DATASET ROWS:
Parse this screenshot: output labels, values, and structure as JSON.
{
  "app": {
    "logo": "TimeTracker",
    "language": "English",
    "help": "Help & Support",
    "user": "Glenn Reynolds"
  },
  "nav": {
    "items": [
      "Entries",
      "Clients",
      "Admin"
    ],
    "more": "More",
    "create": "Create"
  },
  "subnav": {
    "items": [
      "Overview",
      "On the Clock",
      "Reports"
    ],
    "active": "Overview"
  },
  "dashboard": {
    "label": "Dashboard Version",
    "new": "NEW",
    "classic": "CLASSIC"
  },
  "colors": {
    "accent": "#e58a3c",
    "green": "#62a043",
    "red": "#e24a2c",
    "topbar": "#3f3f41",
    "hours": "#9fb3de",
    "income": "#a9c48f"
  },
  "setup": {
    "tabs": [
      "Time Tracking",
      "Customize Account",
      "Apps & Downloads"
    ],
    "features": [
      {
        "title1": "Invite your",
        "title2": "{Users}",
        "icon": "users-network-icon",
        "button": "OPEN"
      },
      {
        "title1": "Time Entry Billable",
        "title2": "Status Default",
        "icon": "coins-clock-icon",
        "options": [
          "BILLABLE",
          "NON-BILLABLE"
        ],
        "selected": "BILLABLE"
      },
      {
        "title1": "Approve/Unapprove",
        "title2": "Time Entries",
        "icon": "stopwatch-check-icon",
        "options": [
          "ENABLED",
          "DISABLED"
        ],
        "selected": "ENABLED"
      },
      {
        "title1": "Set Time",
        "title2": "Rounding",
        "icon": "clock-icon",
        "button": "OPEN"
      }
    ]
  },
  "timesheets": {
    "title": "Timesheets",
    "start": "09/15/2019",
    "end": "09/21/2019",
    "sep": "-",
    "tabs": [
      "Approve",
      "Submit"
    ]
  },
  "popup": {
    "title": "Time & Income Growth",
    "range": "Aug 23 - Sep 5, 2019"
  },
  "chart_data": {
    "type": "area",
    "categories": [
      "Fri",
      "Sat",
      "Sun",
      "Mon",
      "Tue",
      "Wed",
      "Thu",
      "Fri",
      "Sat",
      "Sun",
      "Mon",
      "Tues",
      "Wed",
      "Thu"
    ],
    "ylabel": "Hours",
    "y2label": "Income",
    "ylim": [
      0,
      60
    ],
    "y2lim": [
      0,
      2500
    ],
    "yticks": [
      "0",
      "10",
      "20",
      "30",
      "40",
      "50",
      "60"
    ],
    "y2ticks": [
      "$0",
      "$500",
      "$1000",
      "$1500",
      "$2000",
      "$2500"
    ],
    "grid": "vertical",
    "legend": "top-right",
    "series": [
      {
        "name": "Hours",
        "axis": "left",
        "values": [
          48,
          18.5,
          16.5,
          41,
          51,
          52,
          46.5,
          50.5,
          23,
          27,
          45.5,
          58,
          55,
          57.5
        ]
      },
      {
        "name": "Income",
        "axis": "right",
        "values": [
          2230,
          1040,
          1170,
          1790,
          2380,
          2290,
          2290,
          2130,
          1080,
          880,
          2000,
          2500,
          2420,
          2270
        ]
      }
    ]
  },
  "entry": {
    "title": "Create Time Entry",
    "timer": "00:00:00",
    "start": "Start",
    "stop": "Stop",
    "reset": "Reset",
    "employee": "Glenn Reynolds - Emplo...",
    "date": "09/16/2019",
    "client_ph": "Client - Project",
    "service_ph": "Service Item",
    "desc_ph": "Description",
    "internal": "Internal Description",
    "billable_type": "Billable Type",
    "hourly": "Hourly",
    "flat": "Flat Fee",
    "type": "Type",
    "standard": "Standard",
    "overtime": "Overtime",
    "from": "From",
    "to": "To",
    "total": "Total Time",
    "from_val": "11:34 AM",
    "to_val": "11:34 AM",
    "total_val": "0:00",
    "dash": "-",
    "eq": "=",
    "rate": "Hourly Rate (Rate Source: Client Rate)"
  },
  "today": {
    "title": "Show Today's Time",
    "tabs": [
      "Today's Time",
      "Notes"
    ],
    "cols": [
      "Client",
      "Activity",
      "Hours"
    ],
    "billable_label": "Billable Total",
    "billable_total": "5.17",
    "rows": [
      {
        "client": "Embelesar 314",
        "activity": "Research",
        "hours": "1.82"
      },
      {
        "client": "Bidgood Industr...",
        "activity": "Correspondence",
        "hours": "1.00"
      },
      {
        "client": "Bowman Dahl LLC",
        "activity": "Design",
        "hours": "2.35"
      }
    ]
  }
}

YOUR GOAL:
Your task is to transcribe the material exactly.

RESPONSE TO THIS TASK:
Parse this screenshot: output labels, values, and structure as JSON.
{
  "app": {
    "logo": "TimeTracker",
    "language": "English",
    "help": "Help & Support",
    "user": "Glenn Reynolds"
  },
  "nav": {
    "items": [
      "Entries",
      "Clients",
      "Admin"
    ],
    "more": "More",
    "create": "Create"
  },
  "subnav": {
    "items": [
      "Overview",
      "On the Clock",
      "Reports"
    ],
    "active": "Overview"
  },
  "dashboard": {
    "label": "Dashboard Version",
    "new": "NEW",
    "classic": "CLASSIC"
  },
  "colors": {
    "accent": "#e58a3c",
    "green": "#62a043",
    "red": "#e24a2c",
    "topbar": "#3f3f41",
    "hours": "#9fb3de",
    "income": "#a9c48f"
  },
  "setup": {
    "tabs": [
      "Time Tracking",
      "Customize Account",
      "Apps & Downloads"
    ],
    "features": [
      {
        "title1": "Invite your",
        "title2": "{Users}",
        "icon": "users-network-icon",
        "button": "OPEN"
      },
      {
        "title1": "Time Entry Billable",
        "title2": "Status Default",
        "icon": "coins-clock-icon",
        "options": [
          "BILLABLE",
          "NON-BILLABLE"
        ],
        "selected": "BILLABLE"
      },
      {
        "title1": "Approve/Unapprove",
        "title2": "Time Entries",
        "icon": "stopwatch-check-icon",
        "options": [
          "ENABLED",
          "DISABLED"
        ],
        "selected": "ENABLED"
      },
      {
        "title1": "Set Time",
        "title2": "Rounding",
        "icon": "clock-icon",
        "button": "OPEN"
      }
    ]
  },
  "timesheets": {
    "title": "Timesheets",
    "start": "09/15/2019",
    "end": "09/21/2019",
    "sep": "-",
    "tabs": [
      "Approve",
      "Submit"
    ]
  },
  "popup": {
    "title": "Time & Income Growth",
    "range": "Aug 23 - Sep 5, 2019"
  },
  "chart_data": {
    "type": "area",
    "categories": [
      "Fri",
      "Sat",
      "Sun",
      "Mon",
      "Tue",
      "Wed",
      "Thu",
      "Fri",
      "Sat",
      "Sun",
      "Mon",
      "Tues",
      "Wed",
      "Thu"
    ],
    "ylabel": "Hours",
    "y2label": "Income",
    "ylim": [
      0,
      60
    ],
    "y2lim": [
      0,
      2500
    ],
    "yticks": [
      "0",
      "10",
      "20",
      "30",
      "40",
      "50",
      "60"
    ],
    "y2ticks": [
      "$0",
      "$500",
      "$1000",
      "$1500",
      "$2000",
      "$2500"
    ],
    "grid": "vertical",
    "legend": "top-right",
    "series": [
      {
        "name": "Hours",
        "axis": "left",
        "values": [
          48,
          18.5,
          16.5,
          41,
          51,
          52,
          46.5,
          50.5,
          23,
          27,
          45.5,
          58,
          55,
          57.5
        ]
      },
      {
        "name": "Income",
        "axis": "right",
        "values": [
          2230,
          1040,
          1170,
          1790,
          2380,
          2290,
          2290,
          2130,
          1080,
          880,
          2000,
          2500,
          2420,
          2270
        ]
      }
    ]
  },
  "entry": {
    "title": "Create Time Entry",
    "timer": "00:00:00",
    "start": "Start",
    "stop": "Stop",
    "reset": "Reset",
    "employee": "Glenn Reynolds - Emplo...",
    "date": "09/16/2019",
    "client_ph": "Client - Project",
    "service_ph": "Service Item",
    "desc_ph": "Description",
    "internal": "Internal Description",
    "billable_type": "Billable Type",
    "hourly": "Hourly",
    "flat": "Flat Fee",
    "type": "Type",
    "standard": "Standard",
    "overtime": "Overtime",
    "from": "From",
    "to": "To",
    "total": "Total Time",
    "from_val": "11:34 AM",
    "to_val": "11:34 AM",
    "total_val": "0:00",
    "dash": "-",
    "eq": "=",
    "rate": "Hourly Rate (Rate Source: Client Rate)"
  },
  "today": {
    "title": "Show Today's Time",
    "tabs": [
      "Today's Time",
      "Notes"
    ],
    "cols": [
      "Client",
      "Activity",
      "Hours"
    ],
    "billable_label": "Billable Total",
    "billable_total": "5.17",
    "rows": [
      {
        "client": "Embelesar 314",
        "activity": "Research",
        "hours": "1.82"
      },
      {
        "client": "Bidgood Industr...",
        "activity": "Correspondence",
        "hours": "1.00"
      },
      {
        "client": "Bowman Dahl LLC",
        "activity": "Design",
        "hours": "2.35"
      }
    ]
  }
}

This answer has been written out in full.